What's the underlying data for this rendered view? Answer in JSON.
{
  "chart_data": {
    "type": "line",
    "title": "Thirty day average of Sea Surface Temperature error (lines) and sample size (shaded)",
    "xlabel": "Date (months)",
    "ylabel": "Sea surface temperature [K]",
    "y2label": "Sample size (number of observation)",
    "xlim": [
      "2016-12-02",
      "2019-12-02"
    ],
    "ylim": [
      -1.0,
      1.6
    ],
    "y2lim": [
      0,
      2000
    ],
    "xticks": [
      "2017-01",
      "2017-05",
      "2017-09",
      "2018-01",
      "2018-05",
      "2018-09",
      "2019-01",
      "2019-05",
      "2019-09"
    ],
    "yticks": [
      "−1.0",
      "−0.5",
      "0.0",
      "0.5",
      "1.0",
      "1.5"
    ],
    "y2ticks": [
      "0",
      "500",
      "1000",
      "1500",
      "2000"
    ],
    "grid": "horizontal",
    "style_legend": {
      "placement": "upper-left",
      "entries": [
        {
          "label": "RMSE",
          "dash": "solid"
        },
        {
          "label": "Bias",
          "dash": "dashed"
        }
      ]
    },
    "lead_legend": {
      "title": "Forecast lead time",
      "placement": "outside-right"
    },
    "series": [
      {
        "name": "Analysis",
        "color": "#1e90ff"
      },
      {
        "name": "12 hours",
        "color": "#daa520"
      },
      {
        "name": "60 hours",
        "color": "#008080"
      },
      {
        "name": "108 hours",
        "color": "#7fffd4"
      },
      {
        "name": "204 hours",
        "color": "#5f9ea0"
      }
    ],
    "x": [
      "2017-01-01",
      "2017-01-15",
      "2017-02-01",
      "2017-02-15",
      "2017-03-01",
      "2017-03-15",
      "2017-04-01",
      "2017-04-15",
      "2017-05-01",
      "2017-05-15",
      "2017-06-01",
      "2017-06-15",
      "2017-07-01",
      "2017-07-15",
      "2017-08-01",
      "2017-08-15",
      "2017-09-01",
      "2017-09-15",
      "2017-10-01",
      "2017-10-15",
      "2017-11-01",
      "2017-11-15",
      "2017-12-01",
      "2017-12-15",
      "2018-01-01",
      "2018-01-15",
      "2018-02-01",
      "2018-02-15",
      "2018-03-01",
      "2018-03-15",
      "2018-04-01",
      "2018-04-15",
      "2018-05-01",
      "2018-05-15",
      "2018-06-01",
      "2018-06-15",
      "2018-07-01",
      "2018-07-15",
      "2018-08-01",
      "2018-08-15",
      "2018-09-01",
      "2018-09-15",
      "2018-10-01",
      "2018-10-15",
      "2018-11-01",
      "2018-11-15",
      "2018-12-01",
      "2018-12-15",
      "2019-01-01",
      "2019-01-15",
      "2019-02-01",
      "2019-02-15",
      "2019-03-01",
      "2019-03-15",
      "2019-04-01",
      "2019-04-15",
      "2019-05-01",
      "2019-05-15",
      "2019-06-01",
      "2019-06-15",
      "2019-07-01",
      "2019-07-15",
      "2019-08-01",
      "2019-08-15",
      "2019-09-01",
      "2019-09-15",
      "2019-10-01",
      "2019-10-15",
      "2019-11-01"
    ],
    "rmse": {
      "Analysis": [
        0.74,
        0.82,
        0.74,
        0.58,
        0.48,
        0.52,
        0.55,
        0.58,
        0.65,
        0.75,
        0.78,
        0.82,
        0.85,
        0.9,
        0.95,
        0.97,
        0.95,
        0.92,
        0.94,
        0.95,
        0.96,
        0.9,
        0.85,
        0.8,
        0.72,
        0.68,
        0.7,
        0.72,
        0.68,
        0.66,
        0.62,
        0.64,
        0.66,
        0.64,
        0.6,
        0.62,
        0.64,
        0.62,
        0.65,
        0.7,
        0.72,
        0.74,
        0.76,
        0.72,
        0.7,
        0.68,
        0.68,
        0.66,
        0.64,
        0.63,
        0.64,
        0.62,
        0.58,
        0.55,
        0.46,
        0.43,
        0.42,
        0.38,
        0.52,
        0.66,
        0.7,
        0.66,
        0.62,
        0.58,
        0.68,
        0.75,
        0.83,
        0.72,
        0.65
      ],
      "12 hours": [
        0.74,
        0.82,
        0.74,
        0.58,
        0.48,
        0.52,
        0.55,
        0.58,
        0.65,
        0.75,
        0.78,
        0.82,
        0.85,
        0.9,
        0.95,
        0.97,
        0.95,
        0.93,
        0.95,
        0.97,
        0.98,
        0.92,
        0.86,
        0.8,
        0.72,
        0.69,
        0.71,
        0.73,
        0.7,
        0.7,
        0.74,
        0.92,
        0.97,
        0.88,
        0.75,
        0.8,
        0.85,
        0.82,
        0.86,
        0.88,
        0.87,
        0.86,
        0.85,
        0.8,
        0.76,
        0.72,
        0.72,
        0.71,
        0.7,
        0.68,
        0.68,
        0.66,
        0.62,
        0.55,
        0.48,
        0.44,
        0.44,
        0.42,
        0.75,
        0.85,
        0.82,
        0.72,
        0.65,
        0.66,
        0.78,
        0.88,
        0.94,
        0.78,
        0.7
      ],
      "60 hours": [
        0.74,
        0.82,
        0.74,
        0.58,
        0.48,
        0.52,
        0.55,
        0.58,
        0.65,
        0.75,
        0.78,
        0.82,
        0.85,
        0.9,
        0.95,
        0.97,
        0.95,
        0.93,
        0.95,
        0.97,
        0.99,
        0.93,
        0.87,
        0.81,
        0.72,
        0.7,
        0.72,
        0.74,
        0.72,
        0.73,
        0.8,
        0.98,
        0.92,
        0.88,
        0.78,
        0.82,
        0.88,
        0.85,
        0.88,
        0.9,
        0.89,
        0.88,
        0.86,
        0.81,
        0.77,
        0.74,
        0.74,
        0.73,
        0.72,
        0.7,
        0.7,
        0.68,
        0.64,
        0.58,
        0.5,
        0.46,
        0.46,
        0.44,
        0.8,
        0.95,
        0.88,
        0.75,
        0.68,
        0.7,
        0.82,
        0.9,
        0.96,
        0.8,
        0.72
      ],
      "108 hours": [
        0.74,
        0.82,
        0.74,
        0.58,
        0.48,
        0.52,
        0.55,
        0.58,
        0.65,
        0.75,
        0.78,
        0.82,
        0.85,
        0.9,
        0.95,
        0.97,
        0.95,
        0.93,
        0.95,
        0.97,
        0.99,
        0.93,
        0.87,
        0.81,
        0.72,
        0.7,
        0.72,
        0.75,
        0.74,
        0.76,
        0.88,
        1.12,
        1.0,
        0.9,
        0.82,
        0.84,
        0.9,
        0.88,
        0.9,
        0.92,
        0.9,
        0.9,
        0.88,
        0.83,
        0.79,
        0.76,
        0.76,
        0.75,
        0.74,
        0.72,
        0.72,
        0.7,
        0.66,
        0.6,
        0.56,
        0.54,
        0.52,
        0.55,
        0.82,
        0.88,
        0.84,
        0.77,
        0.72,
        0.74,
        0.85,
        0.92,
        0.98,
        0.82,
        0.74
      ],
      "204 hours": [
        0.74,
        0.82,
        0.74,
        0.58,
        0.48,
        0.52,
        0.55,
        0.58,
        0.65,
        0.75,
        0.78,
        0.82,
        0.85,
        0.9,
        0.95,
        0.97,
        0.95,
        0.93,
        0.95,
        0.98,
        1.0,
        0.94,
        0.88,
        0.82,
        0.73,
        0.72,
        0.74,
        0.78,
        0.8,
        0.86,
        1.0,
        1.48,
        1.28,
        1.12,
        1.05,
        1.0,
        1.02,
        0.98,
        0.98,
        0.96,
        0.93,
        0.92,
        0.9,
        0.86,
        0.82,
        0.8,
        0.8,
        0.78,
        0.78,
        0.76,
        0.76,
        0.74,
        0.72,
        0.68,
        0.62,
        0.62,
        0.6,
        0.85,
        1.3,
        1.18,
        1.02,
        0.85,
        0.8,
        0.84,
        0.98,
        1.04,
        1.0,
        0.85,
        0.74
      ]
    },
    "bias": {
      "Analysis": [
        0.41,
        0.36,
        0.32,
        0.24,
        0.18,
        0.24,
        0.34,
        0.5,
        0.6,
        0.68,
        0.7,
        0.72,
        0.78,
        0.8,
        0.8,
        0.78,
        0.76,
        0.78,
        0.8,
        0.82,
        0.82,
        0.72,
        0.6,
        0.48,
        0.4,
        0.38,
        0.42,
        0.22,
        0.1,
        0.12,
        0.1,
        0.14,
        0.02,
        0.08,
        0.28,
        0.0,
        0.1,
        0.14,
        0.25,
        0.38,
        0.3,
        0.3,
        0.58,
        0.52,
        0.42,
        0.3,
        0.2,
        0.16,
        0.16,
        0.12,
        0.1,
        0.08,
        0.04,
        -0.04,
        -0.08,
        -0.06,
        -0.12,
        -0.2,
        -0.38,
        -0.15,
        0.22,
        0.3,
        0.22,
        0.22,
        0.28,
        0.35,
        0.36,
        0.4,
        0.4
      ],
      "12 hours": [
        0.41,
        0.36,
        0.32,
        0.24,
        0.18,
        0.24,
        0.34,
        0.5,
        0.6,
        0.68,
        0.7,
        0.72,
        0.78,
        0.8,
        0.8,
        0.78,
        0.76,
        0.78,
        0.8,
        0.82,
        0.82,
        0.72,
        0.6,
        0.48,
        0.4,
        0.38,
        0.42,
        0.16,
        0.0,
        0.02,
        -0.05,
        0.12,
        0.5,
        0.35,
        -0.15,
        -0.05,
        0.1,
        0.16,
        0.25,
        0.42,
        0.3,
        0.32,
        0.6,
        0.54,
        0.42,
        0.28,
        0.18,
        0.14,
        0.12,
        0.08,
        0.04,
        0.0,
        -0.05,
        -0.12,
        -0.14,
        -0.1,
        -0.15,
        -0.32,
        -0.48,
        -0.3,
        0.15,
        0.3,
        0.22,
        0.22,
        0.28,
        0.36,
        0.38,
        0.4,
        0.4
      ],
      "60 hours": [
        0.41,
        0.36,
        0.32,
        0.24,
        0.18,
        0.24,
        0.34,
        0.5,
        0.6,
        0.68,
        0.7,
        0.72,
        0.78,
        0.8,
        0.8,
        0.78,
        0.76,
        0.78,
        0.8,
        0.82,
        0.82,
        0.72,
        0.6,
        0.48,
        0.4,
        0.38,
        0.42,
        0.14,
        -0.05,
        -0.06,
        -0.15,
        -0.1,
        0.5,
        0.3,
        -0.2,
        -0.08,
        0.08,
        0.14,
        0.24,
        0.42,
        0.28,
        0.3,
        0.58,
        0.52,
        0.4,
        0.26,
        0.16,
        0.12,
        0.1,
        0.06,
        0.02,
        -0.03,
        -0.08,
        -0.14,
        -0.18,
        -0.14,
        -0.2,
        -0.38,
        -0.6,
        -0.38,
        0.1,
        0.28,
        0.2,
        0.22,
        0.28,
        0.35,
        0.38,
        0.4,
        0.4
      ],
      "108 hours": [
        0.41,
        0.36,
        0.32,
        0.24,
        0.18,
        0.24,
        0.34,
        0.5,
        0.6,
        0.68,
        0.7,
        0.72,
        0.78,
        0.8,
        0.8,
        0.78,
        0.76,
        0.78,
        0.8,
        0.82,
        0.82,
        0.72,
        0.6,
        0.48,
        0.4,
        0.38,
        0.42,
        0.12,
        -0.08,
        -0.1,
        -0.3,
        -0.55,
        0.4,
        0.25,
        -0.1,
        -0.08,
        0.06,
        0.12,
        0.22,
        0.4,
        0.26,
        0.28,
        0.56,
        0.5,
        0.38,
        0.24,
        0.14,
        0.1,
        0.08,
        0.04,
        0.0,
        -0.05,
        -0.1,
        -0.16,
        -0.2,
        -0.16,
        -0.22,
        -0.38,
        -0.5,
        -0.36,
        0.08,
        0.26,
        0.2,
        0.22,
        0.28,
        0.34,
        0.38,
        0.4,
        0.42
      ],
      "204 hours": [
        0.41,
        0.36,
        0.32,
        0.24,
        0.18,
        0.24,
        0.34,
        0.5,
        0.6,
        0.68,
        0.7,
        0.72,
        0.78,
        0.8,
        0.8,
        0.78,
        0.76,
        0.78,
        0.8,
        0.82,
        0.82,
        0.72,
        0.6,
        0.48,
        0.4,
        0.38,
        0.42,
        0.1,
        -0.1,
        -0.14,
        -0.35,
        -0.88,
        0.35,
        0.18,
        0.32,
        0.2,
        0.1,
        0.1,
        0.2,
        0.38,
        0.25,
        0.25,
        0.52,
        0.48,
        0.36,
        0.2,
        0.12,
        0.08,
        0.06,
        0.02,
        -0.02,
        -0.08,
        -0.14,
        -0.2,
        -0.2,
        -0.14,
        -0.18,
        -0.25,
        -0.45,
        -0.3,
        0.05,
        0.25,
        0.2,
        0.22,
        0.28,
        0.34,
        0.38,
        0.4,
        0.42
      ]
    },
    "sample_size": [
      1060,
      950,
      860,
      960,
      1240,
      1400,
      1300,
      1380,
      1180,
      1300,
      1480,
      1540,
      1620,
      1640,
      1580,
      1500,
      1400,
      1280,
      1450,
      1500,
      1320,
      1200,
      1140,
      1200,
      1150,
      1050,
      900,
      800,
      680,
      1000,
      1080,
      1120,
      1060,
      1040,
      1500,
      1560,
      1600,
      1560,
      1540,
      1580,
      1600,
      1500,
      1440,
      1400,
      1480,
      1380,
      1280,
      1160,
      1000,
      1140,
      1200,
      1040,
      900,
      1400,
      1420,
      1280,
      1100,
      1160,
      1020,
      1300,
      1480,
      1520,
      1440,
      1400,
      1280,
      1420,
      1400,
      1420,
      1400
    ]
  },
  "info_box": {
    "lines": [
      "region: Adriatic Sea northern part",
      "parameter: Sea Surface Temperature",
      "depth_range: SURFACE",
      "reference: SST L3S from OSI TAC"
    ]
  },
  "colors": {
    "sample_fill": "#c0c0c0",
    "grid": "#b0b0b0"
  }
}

- **REQUIREMENT**:
Copy out all lines above that include the string "title".

- **TASK RESULT**:
    "title": "Thirty day average of Sea Surface Temperature error (lines) and sample size (shaded)",
      "title": "Forecast lead time",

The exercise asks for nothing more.